## Rows
Begin

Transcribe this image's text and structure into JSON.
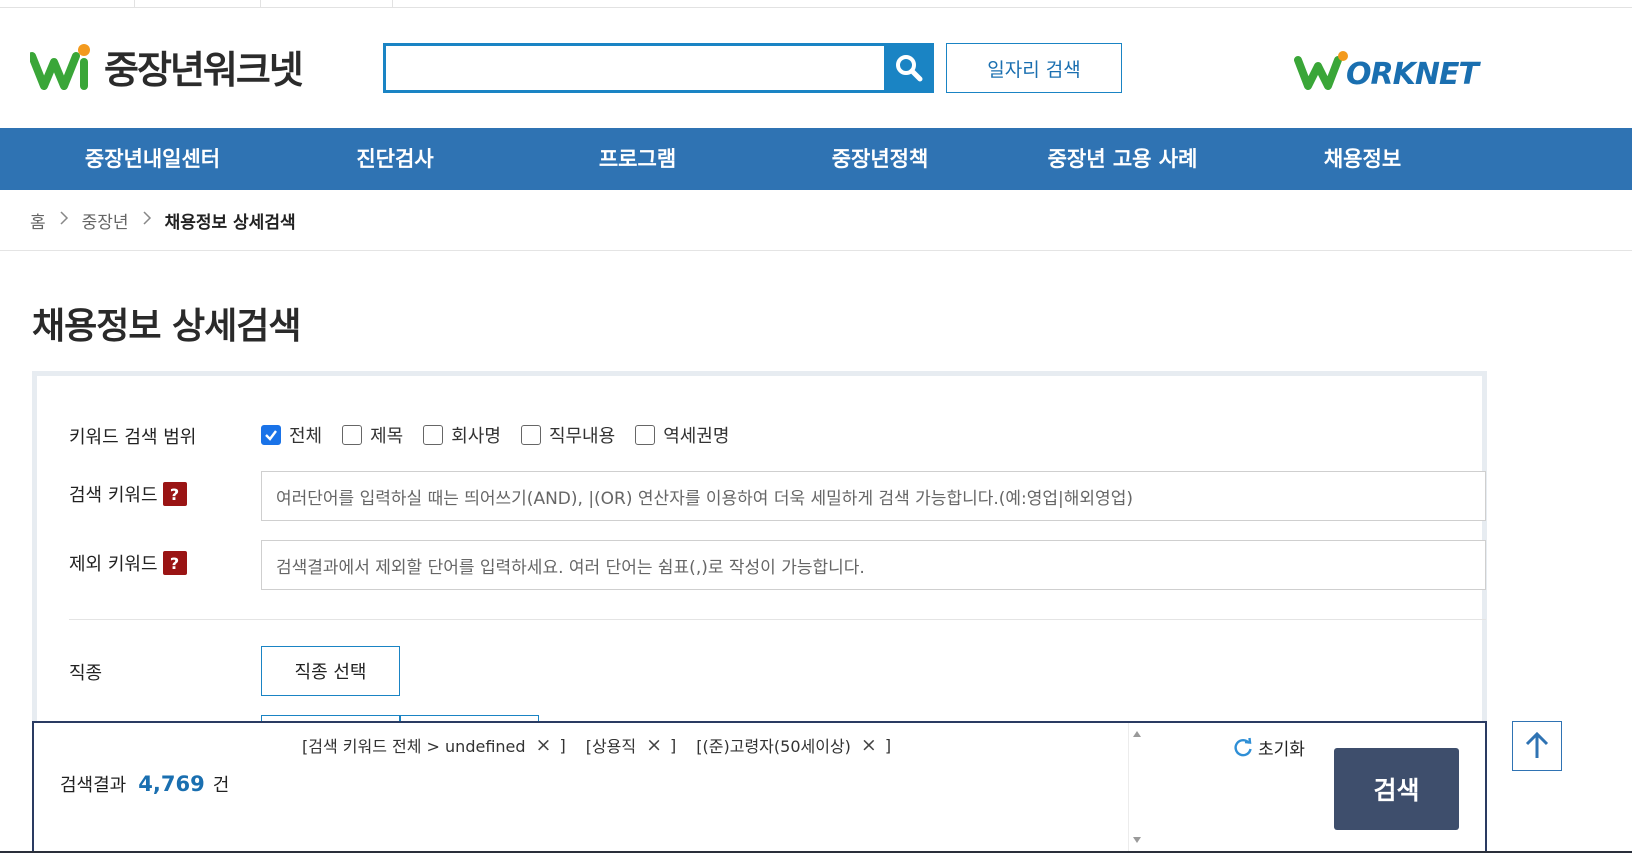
{
  "header": {
    "logo_text": "중장년워크넷",
    "search_input": {
      "value": "",
      "placeholder": ""
    },
    "job_search_label": "일자리 검색",
    "worknet_text": "ORKNET"
  },
  "nav": {
    "items": [
      {
        "label": "중장년내일센터"
      },
      {
        "label": "진단검사"
      },
      {
        "label": "프로그램"
      },
      {
        "label": "중장년정책"
      },
      {
        "label": "중장년 고용 사례"
      },
      {
        "label": "채용정보"
      }
    ]
  },
  "breadcrumb": {
    "home": "홈",
    "level1": "중장년",
    "current": "채용정보 상세검색"
  },
  "page": {
    "title": "채용정보 상세검색"
  },
  "form": {
    "scope_label": "키워드 검색 범위",
    "scope_options": [
      {
        "label": "전체",
        "checked": true
      },
      {
        "label": "제목",
        "checked": false
      },
      {
        "label": "회사명",
        "checked": false
      },
      {
        "label": "직무내용",
        "checked": false
      },
      {
        "label": "역세권명",
        "checked": false
      }
    ],
    "keyword_label": "검색 키워드",
    "keyword_placeholder": "여러단어를 입력하실 때는 띄어쓰기(AND), |(OR) 연산자를 이용하여 더욱 세밀하게 검색 가능합니다.(예:영업|해외영업)",
    "exclude_label": "제외 키워드",
    "exclude_placeholder": "검색결과에서 제외할 단어를 입력하세요. 여러 단어는 쉼표(,)로 작성이 가능합니다.",
    "help_glyph": "?",
    "job_type_label": "직종",
    "job_type_button": "직종 선택"
  },
  "bottom_bar": {
    "tags": [
      {
        "label": "[검색 키워드 전체 > undefined",
        "close": "×",
        "end": "]"
      },
      {
        "label": "[상용직",
        "close": "×",
        "end": "]"
      },
      {
        "label": "[(준)고령자(50세이상)",
        "close": "×",
        "end": "]"
      }
    ],
    "result_label": "검색결과",
    "result_count": "4,769",
    "result_unit": "건",
    "reset_label": "초기화",
    "search_label": "검색"
  },
  "colors": {
    "nav_blue": "#2f73b3",
    "search_blue": "#1a84c4",
    "help_red": "#9a1414",
    "search_btn_navy": "#3e4e6c",
    "count_blue": "#1a6fb0",
    "logo_green": "#3aa638",
    "logo_orange": "#f39a1e"
  },
  "icons": {
    "search": "magnifier-icon",
    "reset": "refresh-icon",
    "top": "arrow-up-icon",
    "breadcrumb_sep": "chevron-right-icon"
  }
}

End

## The task
Please transcribe the material above exactly as written. Leave the pictures out.

## The answer
Transcribe this image's text and structure into JSON.
{
  "header": {
    "logo_text": "중장년워크넷",
    "search_input": {
      "value": "",
      "placeholder": ""
    },
    "job_search_label": "일자리 검색",
    "worknet_text": "ORKNET"
  },
  "nav": {
    "items": [
      {
        "label": "중장년내일센터"
      },
      {
        "label": "진단검사"
      },
      {
        "label": "프로그램"
      },
      {
        "label": "중장년정책"
      },
      {
        "label": "중장년 고용 사례"
      },
      {
        "label": "채용정보"
      }
    ]
  },
  "breadcrumb": {
    "home": "홈",
    "level1": "중장년",
    "current": "채용정보 상세검색"
  },
  "page": {
    "title": "채용정보 상세검색"
  },
  "form": {
    "scope_label": "키워드 검색 범위",
    "scope_options": [
      {
        "label": "전체",
        "checked": true
      },
      {
        "label": "제목",
        "checked": false
      },
      {
        "label": "회사명",
        "checked": false
      },
      {
        "label": "직무내용",
        "checked": false
      },
      {
        "label": "역세권명",
        "checked": false
      }
    ],
    "keyword_label": "검색 키워드",
    "keyword_placeholder": "여러단어를 입력하실 때는 띄어쓰기(AND), |(OR) 연산자를 이용하여 더욱 세밀하게 검색 가능합니다.(예:영업|해외영업)",
    "exclude_label": "제외 키워드",
    "exclude_placeholder": "검색결과에서 제외할 단어를 입력하세요. 여러 단어는 쉼표(,)로 작성이 가능합니다.",
    "help_glyph": "?",
    "job_type_label": "직종",
    "job_type_button": "직종 선택"
  },
  "bottom_bar": {
    "tags": [
      {
        "label": "[검색 키워드 전체 > undefined",
        "close": "×",
        "end": "]"
      },
      {
        "label": "[상용직",
        "close": "×",
        "end": "]"
      },
      {
        "label": "[(준)고령자(50세이상)",
        "close": "×",
        "end": "]"
      }
    ],
    "result_label": "검색결과",
    "result_count": "4,769",
    "result_unit": "건",
    "reset_label": "초기화",
    "search_label": "검색"
  },
  "colors": {
    "nav_blue": "#2f73b3",
    "search_blue": "#1a84c4",
    "help_red": "#9a1414",
    "search_btn_navy": "#3e4e6c",
    "count_blue": "#1a6fb0",
    "logo_green": "#3aa638",
    "logo_orange": "#f39a1e"
  },
  "icons": {
    "search": "magnifier-icon",
    "reset": "refresh-icon",
    "top": "arrow-up-icon",
    "breadcrumb_sep": "chevron-right-icon"
  }
}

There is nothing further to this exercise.